From the records below, give the number of lines that contain the string "PALLAVOLO", without any other text.

> Dataset rows:
==*==
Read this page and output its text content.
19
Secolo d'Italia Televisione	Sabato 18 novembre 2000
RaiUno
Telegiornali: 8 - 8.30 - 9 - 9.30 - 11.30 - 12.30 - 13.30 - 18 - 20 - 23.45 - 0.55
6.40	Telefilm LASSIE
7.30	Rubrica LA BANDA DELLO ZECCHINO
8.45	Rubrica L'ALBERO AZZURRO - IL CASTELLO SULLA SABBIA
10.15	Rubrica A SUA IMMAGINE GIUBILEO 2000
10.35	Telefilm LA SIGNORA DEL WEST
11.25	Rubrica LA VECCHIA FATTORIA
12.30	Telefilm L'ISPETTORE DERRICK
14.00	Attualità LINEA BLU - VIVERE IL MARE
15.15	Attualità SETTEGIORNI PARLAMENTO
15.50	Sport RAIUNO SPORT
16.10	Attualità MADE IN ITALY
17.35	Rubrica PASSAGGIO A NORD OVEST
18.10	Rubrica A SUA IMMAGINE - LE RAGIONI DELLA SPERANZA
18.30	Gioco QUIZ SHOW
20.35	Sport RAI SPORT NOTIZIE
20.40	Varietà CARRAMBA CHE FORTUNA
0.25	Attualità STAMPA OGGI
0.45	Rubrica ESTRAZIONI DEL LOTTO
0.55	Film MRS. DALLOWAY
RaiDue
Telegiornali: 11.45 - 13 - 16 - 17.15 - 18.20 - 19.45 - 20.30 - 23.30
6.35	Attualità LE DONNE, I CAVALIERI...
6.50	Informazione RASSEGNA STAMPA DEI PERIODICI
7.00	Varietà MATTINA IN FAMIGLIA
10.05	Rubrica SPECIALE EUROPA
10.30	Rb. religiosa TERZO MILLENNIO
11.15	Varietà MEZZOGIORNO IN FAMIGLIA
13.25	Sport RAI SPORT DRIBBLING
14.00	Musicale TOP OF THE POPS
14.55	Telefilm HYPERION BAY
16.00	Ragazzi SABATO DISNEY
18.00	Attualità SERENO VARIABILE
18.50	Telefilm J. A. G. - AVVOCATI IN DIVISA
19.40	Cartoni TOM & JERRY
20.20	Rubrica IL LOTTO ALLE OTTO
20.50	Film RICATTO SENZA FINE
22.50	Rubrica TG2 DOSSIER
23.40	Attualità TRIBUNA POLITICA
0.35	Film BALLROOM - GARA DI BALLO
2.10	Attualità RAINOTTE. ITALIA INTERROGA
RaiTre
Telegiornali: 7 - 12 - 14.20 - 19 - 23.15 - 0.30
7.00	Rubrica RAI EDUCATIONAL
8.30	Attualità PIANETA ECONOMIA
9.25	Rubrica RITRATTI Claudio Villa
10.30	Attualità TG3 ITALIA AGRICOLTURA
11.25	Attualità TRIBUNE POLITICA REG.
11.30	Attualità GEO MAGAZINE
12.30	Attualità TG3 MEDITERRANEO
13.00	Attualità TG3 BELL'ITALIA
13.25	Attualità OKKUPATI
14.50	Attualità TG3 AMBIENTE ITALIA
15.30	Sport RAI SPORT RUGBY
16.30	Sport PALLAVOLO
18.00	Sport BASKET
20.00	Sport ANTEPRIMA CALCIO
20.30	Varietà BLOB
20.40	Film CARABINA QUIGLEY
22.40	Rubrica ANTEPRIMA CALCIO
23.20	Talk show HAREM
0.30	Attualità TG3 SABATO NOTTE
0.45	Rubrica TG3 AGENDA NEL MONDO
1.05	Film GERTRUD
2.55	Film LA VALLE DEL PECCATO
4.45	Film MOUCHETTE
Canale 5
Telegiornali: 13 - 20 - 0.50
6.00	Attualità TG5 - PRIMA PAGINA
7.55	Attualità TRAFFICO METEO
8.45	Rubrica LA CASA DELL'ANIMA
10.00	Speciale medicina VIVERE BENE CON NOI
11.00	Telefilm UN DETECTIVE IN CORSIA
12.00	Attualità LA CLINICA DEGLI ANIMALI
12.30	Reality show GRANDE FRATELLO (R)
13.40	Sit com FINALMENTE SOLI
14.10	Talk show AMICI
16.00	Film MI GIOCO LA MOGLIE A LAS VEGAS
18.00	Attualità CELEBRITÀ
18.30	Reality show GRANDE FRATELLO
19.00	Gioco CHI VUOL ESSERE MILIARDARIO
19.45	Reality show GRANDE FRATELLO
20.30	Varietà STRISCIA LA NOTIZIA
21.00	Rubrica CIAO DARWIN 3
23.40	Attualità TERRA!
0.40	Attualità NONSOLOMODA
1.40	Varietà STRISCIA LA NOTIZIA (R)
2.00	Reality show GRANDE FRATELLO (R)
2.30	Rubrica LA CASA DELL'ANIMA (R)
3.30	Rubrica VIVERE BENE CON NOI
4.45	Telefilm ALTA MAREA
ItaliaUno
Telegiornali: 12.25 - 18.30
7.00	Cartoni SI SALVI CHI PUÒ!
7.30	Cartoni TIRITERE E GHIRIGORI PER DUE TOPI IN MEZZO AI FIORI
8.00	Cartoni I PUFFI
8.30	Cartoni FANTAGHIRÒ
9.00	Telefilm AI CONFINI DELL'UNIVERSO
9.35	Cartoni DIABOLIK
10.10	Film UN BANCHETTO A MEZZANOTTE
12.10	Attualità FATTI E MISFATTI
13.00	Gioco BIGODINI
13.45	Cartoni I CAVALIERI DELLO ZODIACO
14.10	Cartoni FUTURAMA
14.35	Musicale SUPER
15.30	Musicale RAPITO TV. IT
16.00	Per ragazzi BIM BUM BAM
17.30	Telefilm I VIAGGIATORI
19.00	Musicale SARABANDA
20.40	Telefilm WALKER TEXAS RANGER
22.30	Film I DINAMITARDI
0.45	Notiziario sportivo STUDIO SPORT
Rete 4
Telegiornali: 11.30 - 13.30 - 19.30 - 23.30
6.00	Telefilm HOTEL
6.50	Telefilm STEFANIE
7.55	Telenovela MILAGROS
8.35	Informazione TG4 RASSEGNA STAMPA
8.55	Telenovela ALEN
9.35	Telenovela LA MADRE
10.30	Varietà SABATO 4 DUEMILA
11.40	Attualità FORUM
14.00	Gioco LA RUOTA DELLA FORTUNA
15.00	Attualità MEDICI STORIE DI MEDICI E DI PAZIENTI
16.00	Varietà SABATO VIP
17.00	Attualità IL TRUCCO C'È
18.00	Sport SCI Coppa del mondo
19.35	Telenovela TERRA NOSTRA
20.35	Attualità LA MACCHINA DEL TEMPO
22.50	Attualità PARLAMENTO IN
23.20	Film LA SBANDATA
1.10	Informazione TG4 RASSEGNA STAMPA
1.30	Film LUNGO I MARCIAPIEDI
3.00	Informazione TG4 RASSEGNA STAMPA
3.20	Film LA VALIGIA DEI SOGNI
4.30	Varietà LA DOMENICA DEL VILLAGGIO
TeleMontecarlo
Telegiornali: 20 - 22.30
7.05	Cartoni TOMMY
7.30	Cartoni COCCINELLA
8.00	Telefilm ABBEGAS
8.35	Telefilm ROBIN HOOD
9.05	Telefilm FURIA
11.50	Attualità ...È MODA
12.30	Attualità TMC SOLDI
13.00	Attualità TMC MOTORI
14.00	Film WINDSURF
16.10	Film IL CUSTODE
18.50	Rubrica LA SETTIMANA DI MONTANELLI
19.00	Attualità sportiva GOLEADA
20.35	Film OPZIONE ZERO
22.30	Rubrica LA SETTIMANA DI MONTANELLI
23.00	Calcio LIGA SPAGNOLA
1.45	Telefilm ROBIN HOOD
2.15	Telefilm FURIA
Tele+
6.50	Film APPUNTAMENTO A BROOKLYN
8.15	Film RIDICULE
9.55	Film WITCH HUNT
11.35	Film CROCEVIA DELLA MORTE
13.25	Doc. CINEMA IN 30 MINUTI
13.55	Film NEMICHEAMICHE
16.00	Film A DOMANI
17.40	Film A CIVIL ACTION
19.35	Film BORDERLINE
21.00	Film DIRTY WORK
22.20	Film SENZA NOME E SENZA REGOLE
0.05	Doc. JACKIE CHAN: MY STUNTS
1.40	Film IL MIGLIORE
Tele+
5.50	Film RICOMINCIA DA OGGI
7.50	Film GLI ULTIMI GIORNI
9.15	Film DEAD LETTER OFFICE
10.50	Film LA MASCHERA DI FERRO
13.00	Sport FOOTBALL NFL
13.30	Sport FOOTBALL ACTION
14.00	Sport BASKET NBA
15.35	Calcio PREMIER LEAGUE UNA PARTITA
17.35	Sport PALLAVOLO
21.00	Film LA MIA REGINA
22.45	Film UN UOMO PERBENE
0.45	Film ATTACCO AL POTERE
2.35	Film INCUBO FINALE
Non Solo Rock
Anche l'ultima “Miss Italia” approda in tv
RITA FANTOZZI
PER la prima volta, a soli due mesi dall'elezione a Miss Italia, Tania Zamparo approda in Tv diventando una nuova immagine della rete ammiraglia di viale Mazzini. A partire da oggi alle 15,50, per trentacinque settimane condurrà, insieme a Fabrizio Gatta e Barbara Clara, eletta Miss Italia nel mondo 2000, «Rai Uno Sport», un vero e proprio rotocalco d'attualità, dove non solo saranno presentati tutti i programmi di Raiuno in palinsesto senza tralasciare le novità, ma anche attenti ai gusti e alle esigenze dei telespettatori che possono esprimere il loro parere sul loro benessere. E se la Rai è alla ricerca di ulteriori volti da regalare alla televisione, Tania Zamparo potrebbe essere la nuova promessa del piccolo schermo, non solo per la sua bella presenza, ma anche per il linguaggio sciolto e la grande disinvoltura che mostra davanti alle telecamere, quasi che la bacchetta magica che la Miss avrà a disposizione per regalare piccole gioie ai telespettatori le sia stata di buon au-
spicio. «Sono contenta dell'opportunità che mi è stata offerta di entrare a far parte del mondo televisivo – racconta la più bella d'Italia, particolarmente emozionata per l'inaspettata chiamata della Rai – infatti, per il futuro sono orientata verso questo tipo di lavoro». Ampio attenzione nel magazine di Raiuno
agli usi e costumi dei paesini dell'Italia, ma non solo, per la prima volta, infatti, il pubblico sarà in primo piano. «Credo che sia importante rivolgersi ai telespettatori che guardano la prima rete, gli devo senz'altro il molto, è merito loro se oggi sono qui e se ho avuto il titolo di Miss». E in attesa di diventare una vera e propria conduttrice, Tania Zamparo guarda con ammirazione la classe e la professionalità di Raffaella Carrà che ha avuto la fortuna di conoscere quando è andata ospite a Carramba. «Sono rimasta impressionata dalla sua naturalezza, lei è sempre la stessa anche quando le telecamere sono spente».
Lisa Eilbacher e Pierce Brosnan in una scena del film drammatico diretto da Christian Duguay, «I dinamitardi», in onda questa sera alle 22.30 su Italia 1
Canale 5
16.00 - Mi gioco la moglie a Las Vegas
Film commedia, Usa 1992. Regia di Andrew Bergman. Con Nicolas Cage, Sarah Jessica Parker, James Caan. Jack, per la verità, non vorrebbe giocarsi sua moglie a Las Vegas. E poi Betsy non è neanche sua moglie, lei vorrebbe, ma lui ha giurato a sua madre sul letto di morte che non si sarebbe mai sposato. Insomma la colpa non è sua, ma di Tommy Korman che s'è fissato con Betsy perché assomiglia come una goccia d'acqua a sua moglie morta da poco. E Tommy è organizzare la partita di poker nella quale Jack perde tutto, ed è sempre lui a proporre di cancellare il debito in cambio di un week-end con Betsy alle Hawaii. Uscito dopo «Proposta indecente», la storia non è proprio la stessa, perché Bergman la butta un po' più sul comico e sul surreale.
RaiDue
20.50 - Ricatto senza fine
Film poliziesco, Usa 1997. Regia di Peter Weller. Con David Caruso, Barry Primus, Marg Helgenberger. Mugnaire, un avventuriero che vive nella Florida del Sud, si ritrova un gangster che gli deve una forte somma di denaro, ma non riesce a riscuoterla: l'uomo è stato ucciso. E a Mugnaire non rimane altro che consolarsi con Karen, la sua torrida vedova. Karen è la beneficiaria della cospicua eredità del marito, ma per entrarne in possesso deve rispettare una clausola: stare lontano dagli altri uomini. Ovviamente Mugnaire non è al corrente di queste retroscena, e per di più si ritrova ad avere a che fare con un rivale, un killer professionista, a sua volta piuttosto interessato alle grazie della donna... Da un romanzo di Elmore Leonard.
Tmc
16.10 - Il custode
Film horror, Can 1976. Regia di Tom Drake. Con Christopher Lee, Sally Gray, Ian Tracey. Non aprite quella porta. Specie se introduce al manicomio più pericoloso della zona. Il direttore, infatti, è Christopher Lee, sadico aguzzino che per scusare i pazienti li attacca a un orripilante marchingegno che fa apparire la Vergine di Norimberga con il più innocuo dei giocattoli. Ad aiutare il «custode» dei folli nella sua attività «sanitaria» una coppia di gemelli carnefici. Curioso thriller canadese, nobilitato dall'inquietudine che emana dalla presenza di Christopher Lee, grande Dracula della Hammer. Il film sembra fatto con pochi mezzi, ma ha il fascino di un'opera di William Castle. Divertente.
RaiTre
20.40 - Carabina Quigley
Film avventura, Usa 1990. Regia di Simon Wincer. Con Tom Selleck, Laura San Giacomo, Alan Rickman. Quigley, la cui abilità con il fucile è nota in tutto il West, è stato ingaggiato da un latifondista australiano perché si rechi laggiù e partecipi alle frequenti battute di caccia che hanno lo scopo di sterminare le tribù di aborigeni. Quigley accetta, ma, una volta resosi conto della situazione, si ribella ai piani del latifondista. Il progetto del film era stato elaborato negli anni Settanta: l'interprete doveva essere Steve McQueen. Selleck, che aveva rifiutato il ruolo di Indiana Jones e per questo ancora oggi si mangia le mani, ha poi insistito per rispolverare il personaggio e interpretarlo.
==*==
> Solution to this exercise: 2